(Records from a data source)
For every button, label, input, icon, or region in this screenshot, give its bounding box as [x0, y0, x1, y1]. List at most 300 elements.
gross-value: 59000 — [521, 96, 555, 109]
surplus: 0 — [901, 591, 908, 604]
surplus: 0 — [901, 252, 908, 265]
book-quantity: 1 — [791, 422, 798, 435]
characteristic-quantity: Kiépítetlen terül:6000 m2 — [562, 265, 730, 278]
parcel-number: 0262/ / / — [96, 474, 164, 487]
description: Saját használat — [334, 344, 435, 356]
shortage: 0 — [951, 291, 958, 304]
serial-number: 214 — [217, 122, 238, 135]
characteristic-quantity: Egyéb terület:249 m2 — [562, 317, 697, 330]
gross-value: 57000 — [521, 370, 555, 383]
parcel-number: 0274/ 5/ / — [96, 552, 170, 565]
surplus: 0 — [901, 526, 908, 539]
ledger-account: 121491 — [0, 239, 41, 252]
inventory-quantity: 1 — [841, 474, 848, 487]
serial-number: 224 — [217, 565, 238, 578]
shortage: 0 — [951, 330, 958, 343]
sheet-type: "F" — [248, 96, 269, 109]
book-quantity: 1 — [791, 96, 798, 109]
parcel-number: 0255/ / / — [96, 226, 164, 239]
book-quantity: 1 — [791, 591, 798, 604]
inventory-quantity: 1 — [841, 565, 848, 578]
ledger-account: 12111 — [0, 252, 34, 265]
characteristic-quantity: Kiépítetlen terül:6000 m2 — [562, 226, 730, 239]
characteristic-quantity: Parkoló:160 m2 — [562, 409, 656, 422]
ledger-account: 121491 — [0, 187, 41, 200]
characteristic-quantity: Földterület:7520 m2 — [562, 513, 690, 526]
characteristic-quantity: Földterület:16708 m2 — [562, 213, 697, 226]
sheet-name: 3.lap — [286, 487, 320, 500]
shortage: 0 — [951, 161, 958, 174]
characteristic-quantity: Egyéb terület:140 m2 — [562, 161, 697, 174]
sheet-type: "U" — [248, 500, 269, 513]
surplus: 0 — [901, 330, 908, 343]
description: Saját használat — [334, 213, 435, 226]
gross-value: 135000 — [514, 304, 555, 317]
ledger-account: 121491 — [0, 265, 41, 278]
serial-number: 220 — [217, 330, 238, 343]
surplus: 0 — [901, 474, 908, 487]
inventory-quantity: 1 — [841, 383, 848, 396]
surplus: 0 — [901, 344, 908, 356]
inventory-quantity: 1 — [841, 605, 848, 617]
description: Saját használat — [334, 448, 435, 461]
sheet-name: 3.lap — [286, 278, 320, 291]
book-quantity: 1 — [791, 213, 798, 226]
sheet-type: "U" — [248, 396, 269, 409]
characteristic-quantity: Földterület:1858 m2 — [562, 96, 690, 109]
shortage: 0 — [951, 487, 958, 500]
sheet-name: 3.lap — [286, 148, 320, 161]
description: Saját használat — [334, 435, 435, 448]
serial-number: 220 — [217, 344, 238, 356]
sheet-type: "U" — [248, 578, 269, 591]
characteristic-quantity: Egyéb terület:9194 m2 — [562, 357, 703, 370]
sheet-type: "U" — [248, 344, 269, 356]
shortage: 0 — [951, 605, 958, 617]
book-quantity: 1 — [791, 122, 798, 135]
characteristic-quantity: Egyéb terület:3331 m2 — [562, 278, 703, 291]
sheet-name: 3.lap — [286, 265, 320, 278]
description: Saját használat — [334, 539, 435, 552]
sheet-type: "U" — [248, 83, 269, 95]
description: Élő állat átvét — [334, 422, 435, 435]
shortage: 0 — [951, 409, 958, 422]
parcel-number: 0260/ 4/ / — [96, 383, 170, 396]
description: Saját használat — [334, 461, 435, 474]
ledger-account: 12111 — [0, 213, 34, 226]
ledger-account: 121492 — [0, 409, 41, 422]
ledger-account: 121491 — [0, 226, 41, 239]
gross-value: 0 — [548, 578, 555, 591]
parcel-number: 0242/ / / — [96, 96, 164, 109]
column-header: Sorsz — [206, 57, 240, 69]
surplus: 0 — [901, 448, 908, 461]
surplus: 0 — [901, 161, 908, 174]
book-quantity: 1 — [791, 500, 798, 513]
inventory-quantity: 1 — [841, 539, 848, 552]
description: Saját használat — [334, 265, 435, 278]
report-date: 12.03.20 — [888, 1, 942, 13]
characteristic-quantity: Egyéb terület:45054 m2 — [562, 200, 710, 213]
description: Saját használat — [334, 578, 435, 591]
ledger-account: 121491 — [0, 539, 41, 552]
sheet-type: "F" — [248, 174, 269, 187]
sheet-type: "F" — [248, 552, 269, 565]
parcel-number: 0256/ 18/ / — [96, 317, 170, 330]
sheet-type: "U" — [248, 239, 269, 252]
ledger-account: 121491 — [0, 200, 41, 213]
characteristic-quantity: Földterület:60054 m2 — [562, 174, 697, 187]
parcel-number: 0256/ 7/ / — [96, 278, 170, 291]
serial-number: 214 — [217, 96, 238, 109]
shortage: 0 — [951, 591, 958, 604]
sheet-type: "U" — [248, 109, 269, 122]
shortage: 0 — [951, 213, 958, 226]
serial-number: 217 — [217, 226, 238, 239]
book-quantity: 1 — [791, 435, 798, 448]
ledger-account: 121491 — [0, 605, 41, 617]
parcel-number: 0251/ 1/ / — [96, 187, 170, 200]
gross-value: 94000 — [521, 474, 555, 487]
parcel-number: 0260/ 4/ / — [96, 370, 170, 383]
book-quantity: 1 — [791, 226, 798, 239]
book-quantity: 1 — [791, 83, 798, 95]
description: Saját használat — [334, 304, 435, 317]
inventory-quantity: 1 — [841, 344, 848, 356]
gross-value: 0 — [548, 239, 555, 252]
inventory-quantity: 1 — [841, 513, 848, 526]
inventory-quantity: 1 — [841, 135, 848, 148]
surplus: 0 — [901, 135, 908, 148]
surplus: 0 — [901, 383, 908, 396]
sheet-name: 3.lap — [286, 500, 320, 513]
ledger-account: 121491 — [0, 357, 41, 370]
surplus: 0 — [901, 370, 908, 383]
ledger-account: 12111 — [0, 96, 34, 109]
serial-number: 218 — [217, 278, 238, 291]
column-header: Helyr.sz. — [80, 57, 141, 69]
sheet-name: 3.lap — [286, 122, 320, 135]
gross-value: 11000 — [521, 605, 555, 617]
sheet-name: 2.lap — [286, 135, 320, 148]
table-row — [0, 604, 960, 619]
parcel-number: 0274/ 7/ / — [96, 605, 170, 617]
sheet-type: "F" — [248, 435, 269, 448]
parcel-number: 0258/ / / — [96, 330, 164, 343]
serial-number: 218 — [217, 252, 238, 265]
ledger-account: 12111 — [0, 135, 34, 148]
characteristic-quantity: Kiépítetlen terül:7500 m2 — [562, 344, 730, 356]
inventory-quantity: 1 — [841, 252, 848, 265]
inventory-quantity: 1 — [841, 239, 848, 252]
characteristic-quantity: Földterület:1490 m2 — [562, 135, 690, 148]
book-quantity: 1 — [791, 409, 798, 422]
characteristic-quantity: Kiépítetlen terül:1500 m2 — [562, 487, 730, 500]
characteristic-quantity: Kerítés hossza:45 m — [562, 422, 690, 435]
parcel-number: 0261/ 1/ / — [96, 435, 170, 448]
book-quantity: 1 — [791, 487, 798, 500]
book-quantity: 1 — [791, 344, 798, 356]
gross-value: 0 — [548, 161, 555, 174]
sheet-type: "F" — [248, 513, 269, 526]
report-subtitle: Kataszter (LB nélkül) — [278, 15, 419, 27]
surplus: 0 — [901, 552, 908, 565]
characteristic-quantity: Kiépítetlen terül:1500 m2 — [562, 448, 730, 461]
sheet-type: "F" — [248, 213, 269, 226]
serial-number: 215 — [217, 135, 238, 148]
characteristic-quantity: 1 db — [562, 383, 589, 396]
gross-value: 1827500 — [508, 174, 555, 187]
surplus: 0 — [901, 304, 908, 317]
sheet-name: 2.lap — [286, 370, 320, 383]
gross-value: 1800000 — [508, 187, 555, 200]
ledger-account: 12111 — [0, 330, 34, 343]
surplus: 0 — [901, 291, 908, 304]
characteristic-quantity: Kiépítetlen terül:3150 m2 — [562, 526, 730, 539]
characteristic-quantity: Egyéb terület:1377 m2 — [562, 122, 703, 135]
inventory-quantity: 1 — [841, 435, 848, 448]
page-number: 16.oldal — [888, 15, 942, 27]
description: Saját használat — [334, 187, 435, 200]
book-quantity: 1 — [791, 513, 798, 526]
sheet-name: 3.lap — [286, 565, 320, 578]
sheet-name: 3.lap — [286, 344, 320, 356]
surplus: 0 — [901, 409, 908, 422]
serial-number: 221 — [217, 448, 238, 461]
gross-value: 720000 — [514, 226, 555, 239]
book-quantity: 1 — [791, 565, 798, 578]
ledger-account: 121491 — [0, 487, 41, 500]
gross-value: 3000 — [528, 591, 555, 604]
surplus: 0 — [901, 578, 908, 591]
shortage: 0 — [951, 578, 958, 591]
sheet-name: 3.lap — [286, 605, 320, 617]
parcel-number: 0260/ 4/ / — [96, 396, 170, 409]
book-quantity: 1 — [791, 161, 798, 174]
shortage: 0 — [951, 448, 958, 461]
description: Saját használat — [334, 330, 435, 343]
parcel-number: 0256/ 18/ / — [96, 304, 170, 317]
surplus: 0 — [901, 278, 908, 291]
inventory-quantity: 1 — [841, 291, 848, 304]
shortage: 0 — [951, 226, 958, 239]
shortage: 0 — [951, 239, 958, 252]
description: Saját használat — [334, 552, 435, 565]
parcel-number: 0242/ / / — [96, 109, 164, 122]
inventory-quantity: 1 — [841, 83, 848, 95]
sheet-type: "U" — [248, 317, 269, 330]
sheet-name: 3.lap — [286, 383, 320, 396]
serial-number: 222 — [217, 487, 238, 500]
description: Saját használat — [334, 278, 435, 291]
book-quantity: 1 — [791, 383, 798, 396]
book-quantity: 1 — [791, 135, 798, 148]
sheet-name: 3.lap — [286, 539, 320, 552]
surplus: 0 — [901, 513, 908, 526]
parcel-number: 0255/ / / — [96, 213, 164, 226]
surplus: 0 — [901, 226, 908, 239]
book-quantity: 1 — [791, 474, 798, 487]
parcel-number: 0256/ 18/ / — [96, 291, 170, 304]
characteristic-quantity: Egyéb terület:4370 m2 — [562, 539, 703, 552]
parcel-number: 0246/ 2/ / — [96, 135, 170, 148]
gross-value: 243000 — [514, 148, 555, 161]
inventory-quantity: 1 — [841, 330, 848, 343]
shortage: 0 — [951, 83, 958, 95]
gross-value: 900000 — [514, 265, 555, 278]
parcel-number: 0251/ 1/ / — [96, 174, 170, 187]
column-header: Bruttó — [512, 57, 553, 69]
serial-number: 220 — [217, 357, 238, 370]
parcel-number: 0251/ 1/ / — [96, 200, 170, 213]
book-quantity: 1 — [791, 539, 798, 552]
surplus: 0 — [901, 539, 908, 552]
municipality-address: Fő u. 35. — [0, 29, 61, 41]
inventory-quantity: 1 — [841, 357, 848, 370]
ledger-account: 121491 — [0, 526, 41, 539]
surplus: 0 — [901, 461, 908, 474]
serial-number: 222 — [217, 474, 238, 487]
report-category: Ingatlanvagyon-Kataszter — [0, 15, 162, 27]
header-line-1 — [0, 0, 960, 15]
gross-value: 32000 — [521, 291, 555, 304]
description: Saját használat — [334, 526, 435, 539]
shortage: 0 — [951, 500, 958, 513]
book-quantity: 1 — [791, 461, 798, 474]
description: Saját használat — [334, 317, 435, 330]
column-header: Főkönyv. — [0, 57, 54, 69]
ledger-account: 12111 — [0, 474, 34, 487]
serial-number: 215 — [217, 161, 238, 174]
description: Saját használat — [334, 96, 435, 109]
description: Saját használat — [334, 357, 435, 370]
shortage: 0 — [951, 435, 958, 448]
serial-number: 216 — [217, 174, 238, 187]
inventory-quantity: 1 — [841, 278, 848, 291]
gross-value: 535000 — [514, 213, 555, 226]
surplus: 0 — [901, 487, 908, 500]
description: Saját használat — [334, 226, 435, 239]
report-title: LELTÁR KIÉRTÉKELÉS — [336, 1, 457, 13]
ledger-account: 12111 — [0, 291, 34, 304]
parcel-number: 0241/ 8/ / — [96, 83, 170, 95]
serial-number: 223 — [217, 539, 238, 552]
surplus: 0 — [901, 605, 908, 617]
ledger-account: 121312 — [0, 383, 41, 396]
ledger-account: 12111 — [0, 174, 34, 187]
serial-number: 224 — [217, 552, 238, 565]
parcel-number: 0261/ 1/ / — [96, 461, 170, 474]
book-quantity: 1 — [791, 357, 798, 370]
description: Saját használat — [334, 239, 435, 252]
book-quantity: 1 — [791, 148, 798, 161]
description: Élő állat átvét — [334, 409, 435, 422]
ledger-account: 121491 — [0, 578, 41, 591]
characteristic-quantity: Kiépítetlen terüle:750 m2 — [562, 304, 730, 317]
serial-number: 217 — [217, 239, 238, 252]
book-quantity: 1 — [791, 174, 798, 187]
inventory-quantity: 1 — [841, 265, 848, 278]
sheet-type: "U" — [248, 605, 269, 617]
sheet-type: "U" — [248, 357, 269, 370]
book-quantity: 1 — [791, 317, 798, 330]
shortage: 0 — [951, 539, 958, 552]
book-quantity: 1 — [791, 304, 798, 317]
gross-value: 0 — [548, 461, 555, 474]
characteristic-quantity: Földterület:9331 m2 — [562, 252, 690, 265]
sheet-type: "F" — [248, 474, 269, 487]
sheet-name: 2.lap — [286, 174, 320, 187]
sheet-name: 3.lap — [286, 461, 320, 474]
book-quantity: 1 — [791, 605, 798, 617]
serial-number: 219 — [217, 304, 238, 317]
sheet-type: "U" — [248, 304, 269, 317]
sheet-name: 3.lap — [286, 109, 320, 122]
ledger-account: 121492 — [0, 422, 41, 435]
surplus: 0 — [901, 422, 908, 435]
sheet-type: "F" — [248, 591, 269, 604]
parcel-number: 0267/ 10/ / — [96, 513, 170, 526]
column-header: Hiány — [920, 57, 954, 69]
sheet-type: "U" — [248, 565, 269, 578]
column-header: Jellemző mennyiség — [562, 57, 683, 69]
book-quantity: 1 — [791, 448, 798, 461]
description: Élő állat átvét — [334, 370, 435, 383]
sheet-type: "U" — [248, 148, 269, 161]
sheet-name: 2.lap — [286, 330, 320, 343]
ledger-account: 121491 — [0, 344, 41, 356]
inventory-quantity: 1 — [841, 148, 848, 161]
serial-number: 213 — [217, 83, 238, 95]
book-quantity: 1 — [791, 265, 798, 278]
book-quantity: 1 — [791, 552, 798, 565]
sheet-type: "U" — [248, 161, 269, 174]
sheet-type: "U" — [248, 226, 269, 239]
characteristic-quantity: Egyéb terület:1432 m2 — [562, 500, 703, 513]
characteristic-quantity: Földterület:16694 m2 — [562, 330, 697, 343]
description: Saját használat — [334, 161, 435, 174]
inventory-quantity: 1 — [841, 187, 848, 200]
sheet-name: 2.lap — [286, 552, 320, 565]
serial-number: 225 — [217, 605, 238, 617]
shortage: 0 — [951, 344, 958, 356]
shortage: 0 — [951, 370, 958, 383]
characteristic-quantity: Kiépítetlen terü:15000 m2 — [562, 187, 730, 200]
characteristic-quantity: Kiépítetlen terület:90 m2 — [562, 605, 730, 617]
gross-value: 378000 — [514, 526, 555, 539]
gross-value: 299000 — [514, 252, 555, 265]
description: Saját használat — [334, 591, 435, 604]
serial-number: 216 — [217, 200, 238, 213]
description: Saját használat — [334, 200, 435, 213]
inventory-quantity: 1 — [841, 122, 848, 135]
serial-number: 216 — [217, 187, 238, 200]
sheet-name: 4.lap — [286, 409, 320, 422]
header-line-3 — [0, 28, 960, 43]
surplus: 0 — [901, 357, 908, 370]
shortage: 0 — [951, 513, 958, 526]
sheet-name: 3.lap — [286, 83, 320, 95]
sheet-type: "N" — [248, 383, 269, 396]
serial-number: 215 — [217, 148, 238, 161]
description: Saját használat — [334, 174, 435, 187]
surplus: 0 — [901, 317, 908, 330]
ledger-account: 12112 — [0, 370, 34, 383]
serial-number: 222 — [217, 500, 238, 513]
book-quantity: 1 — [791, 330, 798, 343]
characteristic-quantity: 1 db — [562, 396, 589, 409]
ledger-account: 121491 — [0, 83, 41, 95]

* **EXERCISE DETAILS**: Rewrite the material from its first line through the line containing "book-quantity: 1 — [791, 422, 798, 435]", replacing "surplus" with "excess" and keeping everything else the same.

* **EXERCISE SOLUTION**:
For every button, label, input, icon, or region in this screenshot, give its bounding box as [x0, y0, x1, y1]. List at most 300 elements.
gross-value: 59000 — [521, 96, 555, 109]
excess: 0 — [901, 591, 908, 604]
excess: 0 — [901, 252, 908, 265]
book-quantity: 1 — [791, 422, 798, 435]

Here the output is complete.